PROVIDED DATA:

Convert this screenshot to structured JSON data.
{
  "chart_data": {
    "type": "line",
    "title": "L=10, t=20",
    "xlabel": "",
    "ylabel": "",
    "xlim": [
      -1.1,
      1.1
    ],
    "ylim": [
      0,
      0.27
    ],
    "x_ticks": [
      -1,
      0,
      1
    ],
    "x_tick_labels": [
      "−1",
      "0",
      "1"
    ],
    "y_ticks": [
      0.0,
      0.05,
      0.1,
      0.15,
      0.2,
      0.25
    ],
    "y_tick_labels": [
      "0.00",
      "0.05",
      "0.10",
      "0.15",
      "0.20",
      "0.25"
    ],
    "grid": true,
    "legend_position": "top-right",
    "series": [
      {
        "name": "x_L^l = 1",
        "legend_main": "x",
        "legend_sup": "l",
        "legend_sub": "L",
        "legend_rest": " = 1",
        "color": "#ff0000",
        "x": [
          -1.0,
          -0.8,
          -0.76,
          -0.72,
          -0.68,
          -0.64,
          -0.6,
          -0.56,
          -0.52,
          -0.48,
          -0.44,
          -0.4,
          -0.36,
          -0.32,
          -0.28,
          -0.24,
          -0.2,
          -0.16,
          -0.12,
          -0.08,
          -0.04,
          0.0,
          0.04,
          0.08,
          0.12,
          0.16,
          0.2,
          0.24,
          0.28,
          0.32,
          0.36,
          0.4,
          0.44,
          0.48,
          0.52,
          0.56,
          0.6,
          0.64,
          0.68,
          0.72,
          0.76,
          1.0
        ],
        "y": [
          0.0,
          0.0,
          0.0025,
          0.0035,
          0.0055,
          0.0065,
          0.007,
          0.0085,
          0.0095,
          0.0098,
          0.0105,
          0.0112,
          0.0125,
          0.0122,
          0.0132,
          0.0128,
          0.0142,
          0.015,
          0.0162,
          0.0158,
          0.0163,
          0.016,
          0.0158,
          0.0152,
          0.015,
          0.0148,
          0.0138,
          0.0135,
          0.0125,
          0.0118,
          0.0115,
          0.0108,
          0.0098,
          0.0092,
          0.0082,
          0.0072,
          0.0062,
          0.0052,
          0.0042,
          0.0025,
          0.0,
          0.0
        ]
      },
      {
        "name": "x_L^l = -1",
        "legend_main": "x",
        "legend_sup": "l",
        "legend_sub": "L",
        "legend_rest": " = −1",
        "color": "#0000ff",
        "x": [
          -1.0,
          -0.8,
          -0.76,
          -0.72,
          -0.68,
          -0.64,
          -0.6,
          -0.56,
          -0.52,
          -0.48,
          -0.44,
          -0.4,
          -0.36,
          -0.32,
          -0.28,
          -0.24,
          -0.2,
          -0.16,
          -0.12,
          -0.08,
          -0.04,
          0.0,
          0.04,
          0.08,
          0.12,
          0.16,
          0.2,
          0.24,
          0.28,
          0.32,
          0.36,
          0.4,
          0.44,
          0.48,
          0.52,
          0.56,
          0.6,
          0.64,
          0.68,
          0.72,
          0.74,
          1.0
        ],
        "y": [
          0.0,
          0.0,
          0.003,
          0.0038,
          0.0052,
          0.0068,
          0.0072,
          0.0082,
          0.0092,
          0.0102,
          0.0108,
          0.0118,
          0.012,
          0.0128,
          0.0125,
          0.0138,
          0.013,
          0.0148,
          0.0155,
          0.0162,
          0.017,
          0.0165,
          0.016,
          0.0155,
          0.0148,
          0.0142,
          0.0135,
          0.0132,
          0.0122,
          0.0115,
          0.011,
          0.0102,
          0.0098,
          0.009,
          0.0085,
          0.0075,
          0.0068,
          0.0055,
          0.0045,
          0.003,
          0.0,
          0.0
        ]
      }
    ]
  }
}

PROBLEM DETAILS:
Transcribe all lines as written.

SOLUTION FOR THIS EXERCISE:
Convert this screenshot to structured JSON data.
{
  "chart_data": {
    "type": "line",
    "title": "L=10, t=20",
    "xlabel": "",
    "ylabel": "",
    "xlim": [
      -1.1,
      1.1
    ],
    "ylim": [
      0,
      0.27
    ],
    "x_ticks": [
      -1,
      0,
      1
    ],
    "x_tick_labels": [
      "−1",
      "0",
      "1"
    ],
    "y_ticks": [
      0.0,
      0.05,
      0.1,
      0.15,
      0.2,
      0.25
    ],
    "y_tick_labels": [
      "0.00",
      "0.05",
      "0.10",
      "0.15",
      "0.20",
      "0.25"
    ],
    "grid": true,
    "legend_position": "top-right",
    "series": [
      {
        "name": "x_L^l = 1",
        "legend_main": "x",
        "legend_sup": "l",
        "legend_sub": "L",
        "legend_rest": " = 1",
        "color": "#ff0000",
        "x": [
          -1.0,
          -0.8,
          -0.76,
          -0.72,
          -0.68,
          -0.64,
          -0.6,
          -0.56,
          -0.52,
          -0.48,
          -0.44,
          -0.4,
          -0.36,
          -0.32,
          -0.28,
          -0.24,
          -0.2,
          -0.16,
          -0.12,
          -0.08,
          -0.04,
          0.0,
          0.04,
          0.08,
          0.12,
          0.16,
          0.2,
          0.24,
          0.28,
          0.32,
          0.36,
          0.4,
          0.44,
          0.48,
          0.52,
          0.56,
          0.6,
          0.64,
          0.68,
          0.72,
          0.76,
          1.0
        ],
        "y": [
          0.0,
          0.0,
          0.0025,
          0.0035,
          0.0055,
          0.0065,
          0.007,
          0.0085,
          0.0095,
          0.0098,
          0.0105,
          0.0112,
          0.0125,
          0.0122,
          0.0132,
          0.0128,
          0.0142,
          0.015,
          0.0162,
          0.0158,
          0.0163,
          0.016,
          0.0158,
          0.0152,
          0.015,
          0.0148,
          0.0138,
          0.0135,
          0.0125,
          0.0118,
          0.0115,
          0.0108,
          0.0098,
          0.0092,
          0.0082,
          0.0072,
          0.0062,
          0.0052,
          0.0042,
          0.0025,
          0.0,
          0.0
        ]
      },
      {
        "name": "x_L^l = -1",
        "legend_main": "x",
        "legend_sup": "l",
        "legend_sub": "L",
        "legend_rest": " = −1",
        "color": "#0000ff",
        "x": [
          -1.0,
          -0.8,
          -0.76,
          -0.72,
          -0.68,
          -0.64,
          -0.6,
          -0.56,
          -0.52,
          -0.48,
          -0.44,
          -0.4,
          -0.36,
          -0.32,
          -0.28,
          -0.24,
          -0.2,
          -0.16,
          -0.12,
          -0.08,
          -0.04,
          0.0,
          0.04,
          0.08,
          0.12,
          0.16,
          0.2,
          0.24,
          0.28,
          0.32,
          0.36,
          0.4,
          0.44,
          0.48,
          0.52,
          0.56,
          0.6,
          0.64,
          0.68,
          0.72,
          0.74,
          1.0
        ],
        "y": [
          0.0,
          0.0,
          0.003,
          0.0038,
          0.0052,
          0.0068,
          0.0072,
          0.0082,
          0.0092,
          0.0102,
          0.0108,
          0.0118,
          0.012,
          0.0128,
          0.0125,
          0.0138,
          0.013,
          0.0148,
          0.0155,
          0.0162,
          0.017,
          0.0165,
          0.016,
          0.0155,
          0.0148,
          0.0142,
          0.0135,
          0.0132,
          0.0122,
          0.0115,
          0.011,
          0.0102,
          0.0098,
          0.009,
          0.0085,
          0.0075,
          0.0068,
          0.0055,
          0.0045,
          0.003,
          0.0,
          0.0
        ]
      }
    ]
  }
}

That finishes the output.